> _Set problem_
Select the lines of the records containing the word "возможности" and list them.

> _Raw records_
* * *
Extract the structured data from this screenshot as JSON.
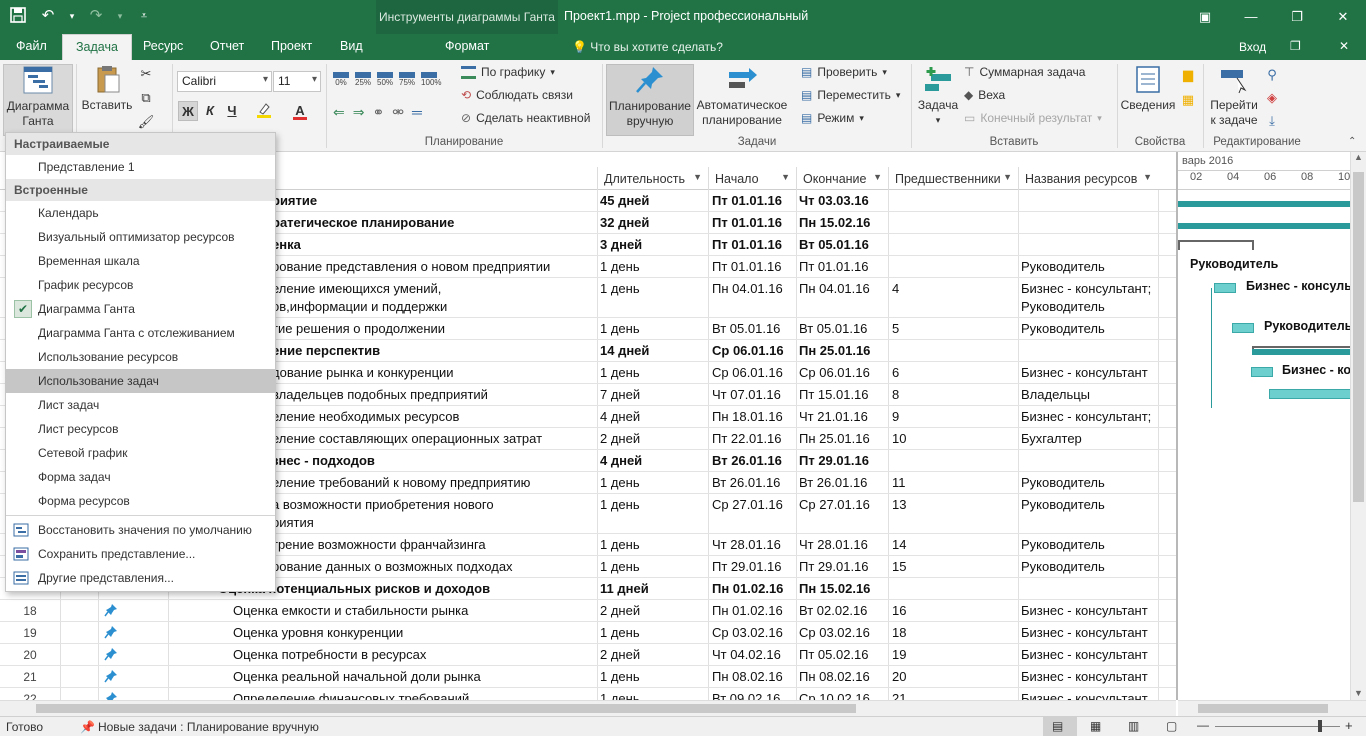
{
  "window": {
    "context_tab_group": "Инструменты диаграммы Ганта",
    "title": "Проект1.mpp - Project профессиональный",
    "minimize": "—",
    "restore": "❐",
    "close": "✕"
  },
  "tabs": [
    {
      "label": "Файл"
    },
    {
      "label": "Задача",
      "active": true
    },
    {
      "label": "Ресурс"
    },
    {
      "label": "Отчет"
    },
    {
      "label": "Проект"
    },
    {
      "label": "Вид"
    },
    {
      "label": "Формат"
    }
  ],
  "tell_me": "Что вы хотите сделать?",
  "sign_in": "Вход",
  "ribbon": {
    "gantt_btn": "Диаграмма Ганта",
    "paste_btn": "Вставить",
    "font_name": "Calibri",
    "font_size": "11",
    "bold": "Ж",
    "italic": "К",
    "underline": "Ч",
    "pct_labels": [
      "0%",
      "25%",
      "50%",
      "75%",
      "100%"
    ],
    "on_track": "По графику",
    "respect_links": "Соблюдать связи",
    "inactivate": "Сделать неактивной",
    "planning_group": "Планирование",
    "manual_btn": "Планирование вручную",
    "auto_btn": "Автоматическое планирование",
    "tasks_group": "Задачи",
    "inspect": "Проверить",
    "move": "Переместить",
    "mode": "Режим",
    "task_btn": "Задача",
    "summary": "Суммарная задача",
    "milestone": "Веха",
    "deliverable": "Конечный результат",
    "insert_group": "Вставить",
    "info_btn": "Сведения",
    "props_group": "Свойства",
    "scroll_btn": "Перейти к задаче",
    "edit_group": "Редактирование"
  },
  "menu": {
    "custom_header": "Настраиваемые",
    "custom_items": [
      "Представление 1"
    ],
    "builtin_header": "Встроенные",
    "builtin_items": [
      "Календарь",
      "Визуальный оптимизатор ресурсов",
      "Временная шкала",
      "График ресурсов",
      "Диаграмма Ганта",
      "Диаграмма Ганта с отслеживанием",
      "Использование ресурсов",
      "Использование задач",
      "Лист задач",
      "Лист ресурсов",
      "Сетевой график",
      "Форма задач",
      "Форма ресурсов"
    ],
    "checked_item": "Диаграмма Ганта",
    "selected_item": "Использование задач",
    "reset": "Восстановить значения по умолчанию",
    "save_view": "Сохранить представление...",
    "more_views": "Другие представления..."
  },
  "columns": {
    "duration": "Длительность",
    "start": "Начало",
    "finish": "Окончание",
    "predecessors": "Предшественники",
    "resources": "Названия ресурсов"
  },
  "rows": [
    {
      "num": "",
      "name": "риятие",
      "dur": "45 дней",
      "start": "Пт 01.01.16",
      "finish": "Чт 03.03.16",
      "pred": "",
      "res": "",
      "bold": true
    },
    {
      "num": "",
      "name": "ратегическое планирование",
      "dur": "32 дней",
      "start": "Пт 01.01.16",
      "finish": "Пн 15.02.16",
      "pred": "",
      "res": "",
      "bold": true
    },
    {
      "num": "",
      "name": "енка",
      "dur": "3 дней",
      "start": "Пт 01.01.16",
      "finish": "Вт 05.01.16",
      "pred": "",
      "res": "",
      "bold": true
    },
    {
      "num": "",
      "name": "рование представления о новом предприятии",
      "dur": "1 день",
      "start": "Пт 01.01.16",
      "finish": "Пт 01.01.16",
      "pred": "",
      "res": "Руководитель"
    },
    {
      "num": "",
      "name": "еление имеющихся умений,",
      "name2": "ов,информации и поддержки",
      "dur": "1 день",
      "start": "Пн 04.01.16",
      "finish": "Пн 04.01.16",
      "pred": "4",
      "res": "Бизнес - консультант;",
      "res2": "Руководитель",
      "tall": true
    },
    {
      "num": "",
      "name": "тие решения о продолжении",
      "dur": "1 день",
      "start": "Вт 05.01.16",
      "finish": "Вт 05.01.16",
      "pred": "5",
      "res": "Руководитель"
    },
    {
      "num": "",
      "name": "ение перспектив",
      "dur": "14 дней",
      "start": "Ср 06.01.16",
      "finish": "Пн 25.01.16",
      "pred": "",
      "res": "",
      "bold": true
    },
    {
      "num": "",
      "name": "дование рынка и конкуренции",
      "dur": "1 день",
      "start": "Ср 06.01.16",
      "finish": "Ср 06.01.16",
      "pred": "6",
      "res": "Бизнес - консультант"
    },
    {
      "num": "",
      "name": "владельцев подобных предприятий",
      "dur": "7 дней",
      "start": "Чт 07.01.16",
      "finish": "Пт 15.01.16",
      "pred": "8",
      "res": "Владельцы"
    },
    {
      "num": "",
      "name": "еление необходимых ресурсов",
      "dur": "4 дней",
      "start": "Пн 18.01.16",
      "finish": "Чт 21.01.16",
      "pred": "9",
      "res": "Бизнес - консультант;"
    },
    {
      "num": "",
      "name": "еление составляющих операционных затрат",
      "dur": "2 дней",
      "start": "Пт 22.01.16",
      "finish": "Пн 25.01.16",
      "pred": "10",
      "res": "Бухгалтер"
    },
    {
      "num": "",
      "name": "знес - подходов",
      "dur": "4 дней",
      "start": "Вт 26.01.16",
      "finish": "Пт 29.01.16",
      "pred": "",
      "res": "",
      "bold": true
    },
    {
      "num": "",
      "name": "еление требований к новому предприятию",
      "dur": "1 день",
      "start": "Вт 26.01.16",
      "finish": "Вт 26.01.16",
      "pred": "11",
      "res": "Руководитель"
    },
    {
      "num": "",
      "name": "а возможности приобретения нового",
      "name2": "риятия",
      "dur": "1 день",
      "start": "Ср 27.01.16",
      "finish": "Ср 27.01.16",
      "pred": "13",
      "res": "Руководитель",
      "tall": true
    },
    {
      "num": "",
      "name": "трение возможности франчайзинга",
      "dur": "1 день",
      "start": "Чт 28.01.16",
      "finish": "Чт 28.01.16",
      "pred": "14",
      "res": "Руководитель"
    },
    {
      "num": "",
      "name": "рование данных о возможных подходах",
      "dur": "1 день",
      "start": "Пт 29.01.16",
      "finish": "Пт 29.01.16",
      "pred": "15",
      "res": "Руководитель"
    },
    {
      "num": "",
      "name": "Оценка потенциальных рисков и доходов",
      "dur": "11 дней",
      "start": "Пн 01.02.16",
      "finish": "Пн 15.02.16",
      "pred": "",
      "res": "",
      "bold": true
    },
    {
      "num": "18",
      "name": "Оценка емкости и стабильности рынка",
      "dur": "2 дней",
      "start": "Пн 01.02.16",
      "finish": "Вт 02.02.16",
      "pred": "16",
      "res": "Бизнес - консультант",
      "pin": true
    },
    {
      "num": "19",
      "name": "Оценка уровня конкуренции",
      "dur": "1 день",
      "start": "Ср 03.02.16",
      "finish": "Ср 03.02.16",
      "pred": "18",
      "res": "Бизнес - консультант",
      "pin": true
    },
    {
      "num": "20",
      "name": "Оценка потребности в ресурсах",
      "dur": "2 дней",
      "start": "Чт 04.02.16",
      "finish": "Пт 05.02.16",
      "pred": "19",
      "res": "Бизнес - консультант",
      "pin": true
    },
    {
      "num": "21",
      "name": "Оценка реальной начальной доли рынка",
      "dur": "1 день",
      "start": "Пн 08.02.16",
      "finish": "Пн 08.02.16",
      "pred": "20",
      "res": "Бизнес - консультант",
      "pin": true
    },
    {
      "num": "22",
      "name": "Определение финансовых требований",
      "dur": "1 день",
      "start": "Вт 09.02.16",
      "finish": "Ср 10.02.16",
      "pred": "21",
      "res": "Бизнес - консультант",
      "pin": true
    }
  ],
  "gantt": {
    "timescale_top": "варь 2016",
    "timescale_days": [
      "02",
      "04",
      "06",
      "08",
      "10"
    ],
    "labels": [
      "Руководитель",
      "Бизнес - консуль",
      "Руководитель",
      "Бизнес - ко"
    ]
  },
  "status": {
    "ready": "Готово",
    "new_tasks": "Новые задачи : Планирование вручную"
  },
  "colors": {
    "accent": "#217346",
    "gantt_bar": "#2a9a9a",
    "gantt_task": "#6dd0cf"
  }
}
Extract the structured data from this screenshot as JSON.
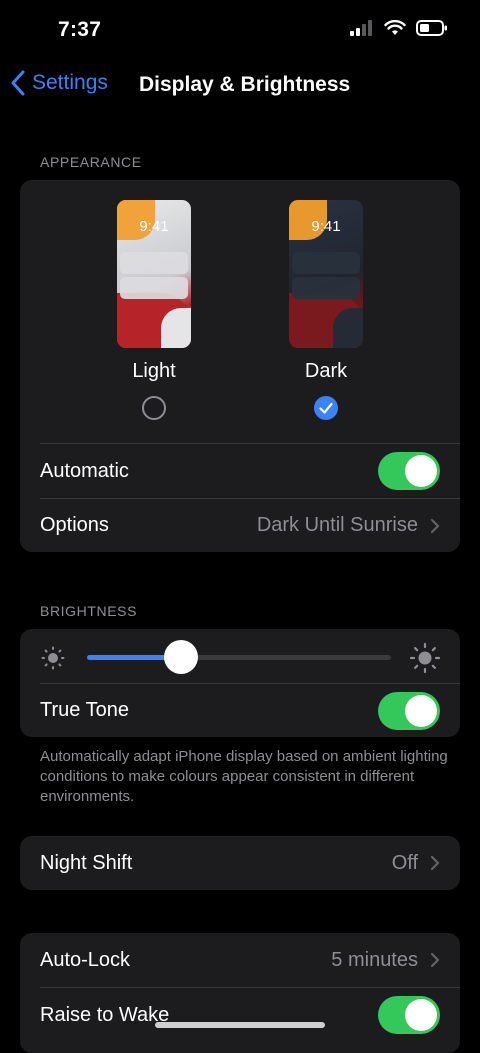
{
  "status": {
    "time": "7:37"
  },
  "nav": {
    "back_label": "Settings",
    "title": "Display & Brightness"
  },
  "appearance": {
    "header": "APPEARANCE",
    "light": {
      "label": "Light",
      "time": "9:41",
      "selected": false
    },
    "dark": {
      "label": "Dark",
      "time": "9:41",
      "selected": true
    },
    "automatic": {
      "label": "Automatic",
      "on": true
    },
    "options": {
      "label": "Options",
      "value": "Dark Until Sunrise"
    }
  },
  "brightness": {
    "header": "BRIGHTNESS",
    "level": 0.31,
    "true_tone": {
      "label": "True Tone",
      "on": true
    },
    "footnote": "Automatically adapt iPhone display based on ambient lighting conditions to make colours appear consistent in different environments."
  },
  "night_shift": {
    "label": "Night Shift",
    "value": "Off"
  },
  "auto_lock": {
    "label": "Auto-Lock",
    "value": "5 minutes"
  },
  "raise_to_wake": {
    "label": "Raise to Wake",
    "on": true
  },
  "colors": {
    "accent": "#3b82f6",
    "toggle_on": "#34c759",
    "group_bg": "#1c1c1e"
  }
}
* * *
> _Exercise output_
      "name": "а возможности приобретения нового",
      "name": "трение возможности франчайзинга",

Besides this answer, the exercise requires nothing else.